* _What you should do_
Scan the lines below for the word "Temperature". Copy each line you find it in.
------ Dataset entries
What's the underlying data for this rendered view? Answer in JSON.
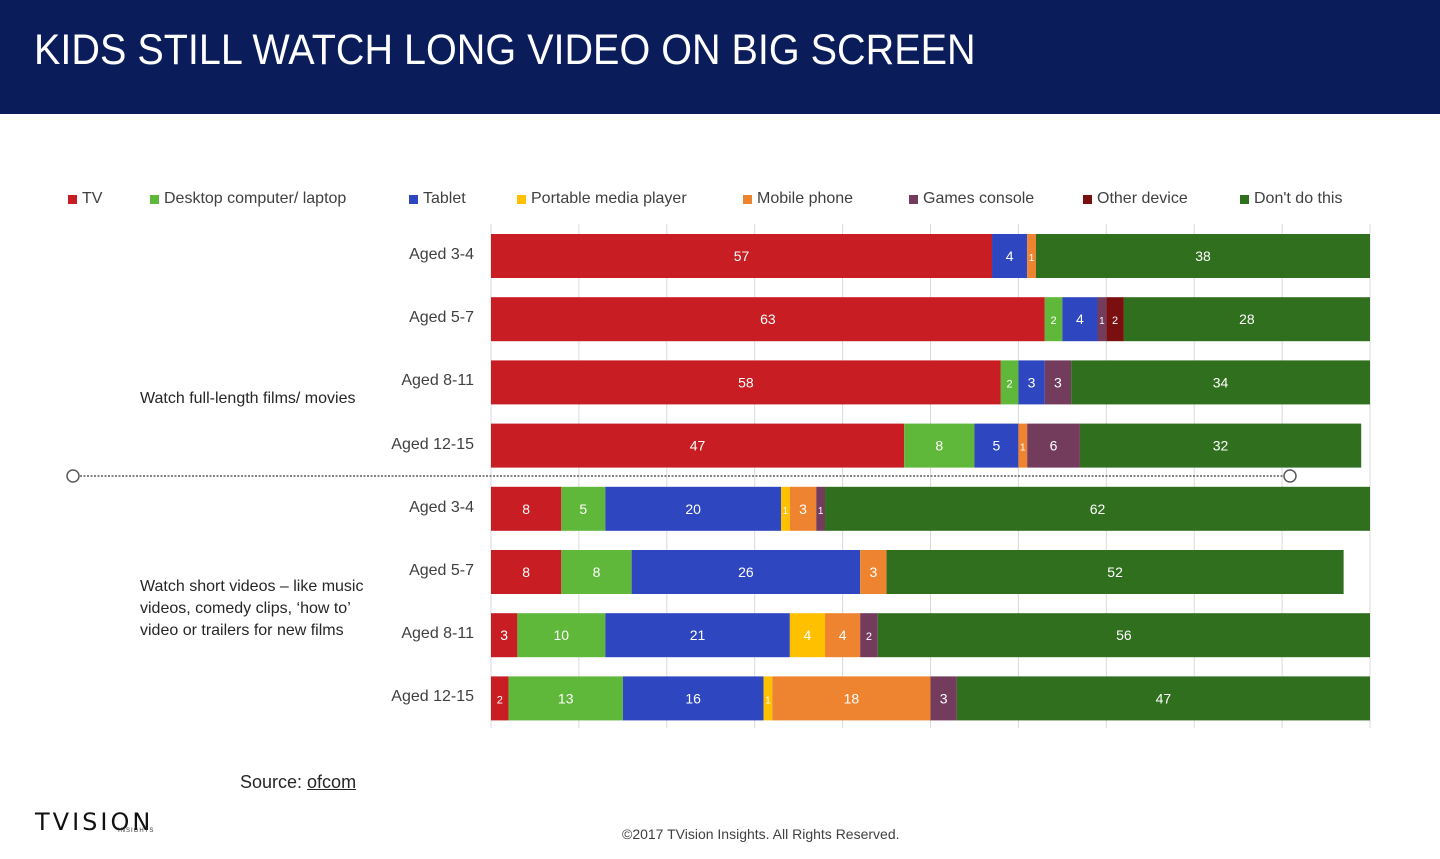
{
  "title": "KIDS STILL WATCH LONG VIDEO ON BIG SCREEN",
  "source_prefix": "Source: ",
  "source_link": "ofcom",
  "logo_text": "TVISION",
  "logo_sub": "INSIGHTS",
  "copyright": "©2017 TVision Insights. All Rights Reserved.",
  "chart_data": {
    "type": "bar",
    "orientation": "horizontal",
    "stacked": true,
    "xlim": [
      0,
      100
    ],
    "grid": true,
    "legend_position": "top",
    "series": [
      {
        "name": "TV",
        "color": "#c81e23",
        "values": [
          57,
          63,
          58,
          47,
          8,
          8,
          3,
          2
        ]
      },
      {
        "name": "Desktop computer/ laptop",
        "color": "#5fb839",
        "values": [
          0,
          2,
          2,
          8,
          5,
          8,
          10,
          13
        ]
      },
      {
        "name": "Tablet",
        "color": "#2e46bf",
        "values": [
          4,
          4,
          3,
          5,
          20,
          26,
          21,
          16
        ]
      },
      {
        "name": "Portable media player",
        "color": "#ffc000",
        "values": [
          0,
          0,
          0,
          0,
          1,
          0,
          4,
          1
        ]
      },
      {
        "name": "Mobile phone",
        "color": "#ef8430",
        "values": [
          1,
          0,
          0,
          1,
          3,
          3,
          4,
          18
        ]
      },
      {
        "name": "Games console",
        "color": "#733c5c",
        "values": [
          0,
          1,
          3,
          6,
          1,
          0,
          2,
          3
        ]
      },
      {
        "name": "Other device",
        "color": "#7a0f10",
        "values": [
          0,
          2,
          0,
          0,
          0,
          0,
          0,
          0
        ]
      },
      {
        "name": "Don't do this",
        "color": "#2f6f1e",
        "values": [
          38,
          28,
          34,
          32,
          62,
          52,
          56,
          47
        ]
      }
    ],
    "categories": [
      "Aged 3-4",
      "Aged 5-7",
      "Aged 8-11",
      "Aged 12-15",
      "Aged 3-4",
      "Aged 5-7",
      "Aged 8-11",
      "Aged 12-15"
    ],
    "groups": [
      {
        "label": "Watch full-length films/ movies",
        "rows": [
          0,
          1,
          2,
          3
        ]
      },
      {
        "label": "Watch short videos – like music videos, comedy clips, ‘how to’ video or trailers for new films",
        "rows": [
          4,
          5,
          6,
          7
        ]
      }
    ]
  }
}
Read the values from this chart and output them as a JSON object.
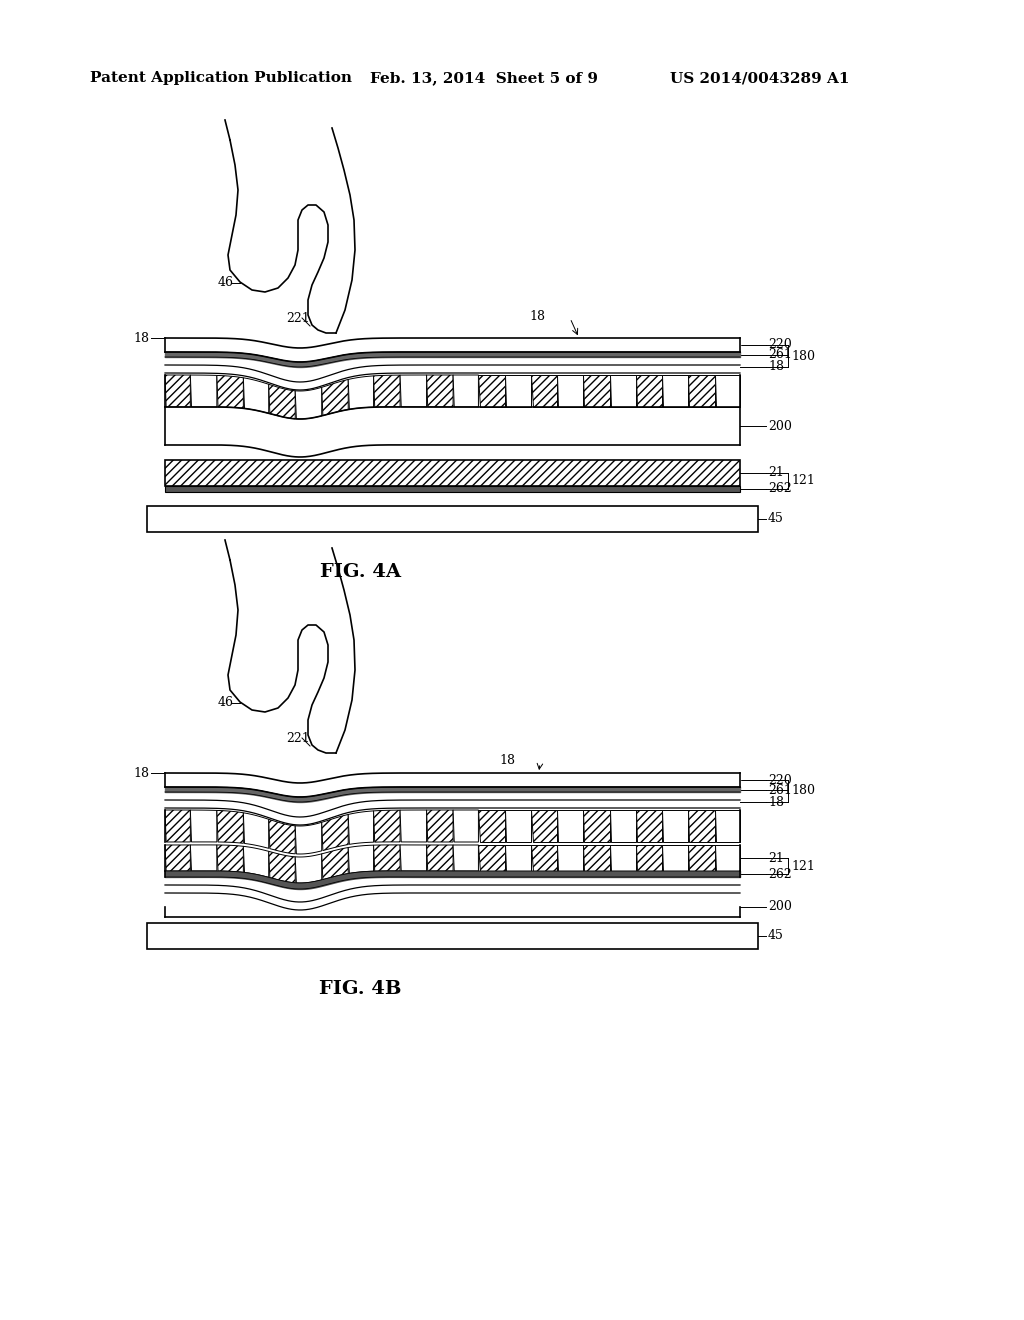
{
  "bg_color": "#ffffff",
  "header_left": "Patent Application Publication",
  "header_mid": "Feb. 13, 2014  Sheet 5 of 9",
  "header_right": "US 2014/0043289 A1",
  "fig4a_label": "FIG. 4A",
  "fig4b_label": "FIG. 4B",
  "line_color": "#000000",
  "hatch_pattern": "////"
}
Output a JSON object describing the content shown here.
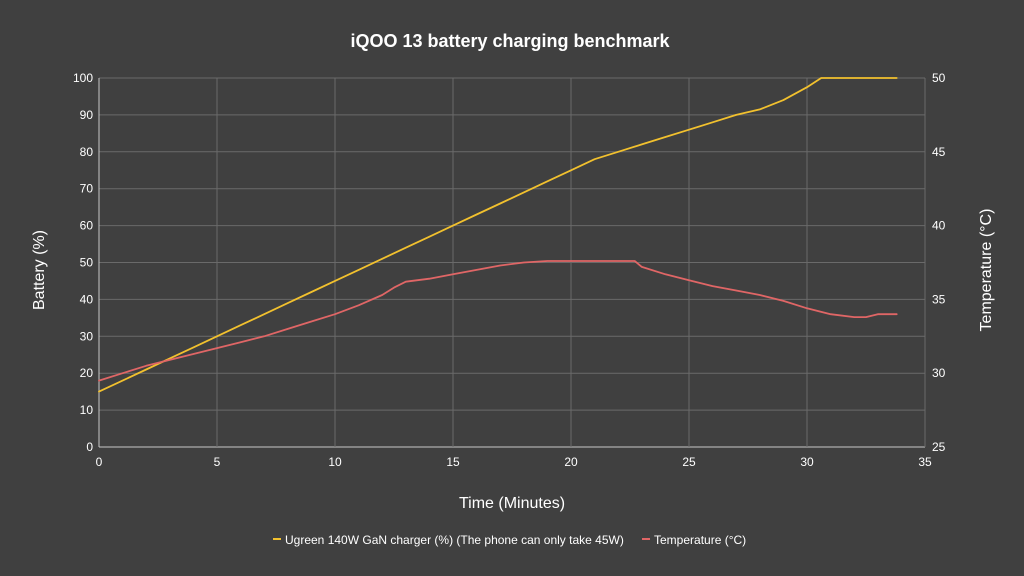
{
  "chart_data": {
    "type": "line",
    "title": "iQOO 13 battery charging benchmark",
    "xlabel": "Time (Minutes)",
    "ylabel": "Battery (%)",
    "y2label": "Temperature (°C)",
    "xlim": [
      0,
      35
    ],
    "ylim": [
      0,
      100
    ],
    "y2lim": [
      25,
      50
    ],
    "xticks": [
      0,
      5,
      10,
      15,
      20,
      25,
      30,
      35
    ],
    "yticks": [
      0,
      10,
      20,
      30,
      40,
      50,
      60,
      70,
      80,
      90,
      100
    ],
    "y2ticks": [
      25,
      30,
      35,
      40,
      45,
      50
    ],
    "grid": true,
    "legend_position": "bottom",
    "series": [
      {
        "name": "Ugreen 140W GaN charger (%) (The phone can only take 45W)",
        "axis": "left",
        "color": "#f2c12e",
        "x": [
          0,
          1,
          2,
          3,
          4,
          5,
          6,
          7,
          8,
          9,
          10,
          11,
          12,
          13,
          14,
          15,
          16,
          17,
          18,
          19,
          20,
          21,
          22,
          23,
          24,
          25,
          26,
          27,
          28,
          29,
          30,
          30.6,
          31,
          32,
          33,
          33.8
        ],
        "y": [
          15,
          18,
          21,
          24,
          27,
          30,
          33,
          36,
          39,
          42,
          45,
          48,
          51,
          54,
          57,
          60,
          63,
          66,
          69,
          72,
          75,
          78,
          80,
          82,
          84,
          86,
          88,
          90,
          91.5,
          94,
          97.5,
          100,
          100,
          100,
          100,
          100
        ]
      },
      {
        "name": "Temperature (°C)",
        "axis": "right",
        "color": "#e06666",
        "x": [
          0,
          1,
          2,
          3,
          4,
          5,
          6,
          7,
          8,
          9,
          10,
          11,
          12,
          12.5,
          13,
          14,
          15,
          16,
          17,
          18,
          19,
          20,
          21,
          22,
          22.7,
          23,
          24,
          25,
          26,
          27,
          28,
          29,
          30,
          31,
          32,
          32.5,
          33,
          33.8
        ],
        "y": [
          29.5,
          30,
          30.5,
          30.9,
          31.3,
          31.7,
          32.1,
          32.5,
          33,
          33.5,
          34,
          34.6,
          35.3,
          35.8,
          36.2,
          36.4,
          36.7,
          37,
          37.3,
          37.5,
          37.6,
          37.6,
          37.6,
          37.6,
          37.6,
          37.2,
          36.7,
          36.3,
          35.9,
          35.6,
          35.3,
          34.9,
          34.4,
          34,
          33.8,
          33.8,
          34,
          34
        ]
      }
    ]
  }
}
------------
* _Task answer_
    "y2label": "Temperature (°C)",
        "name": "Temperature (°C)",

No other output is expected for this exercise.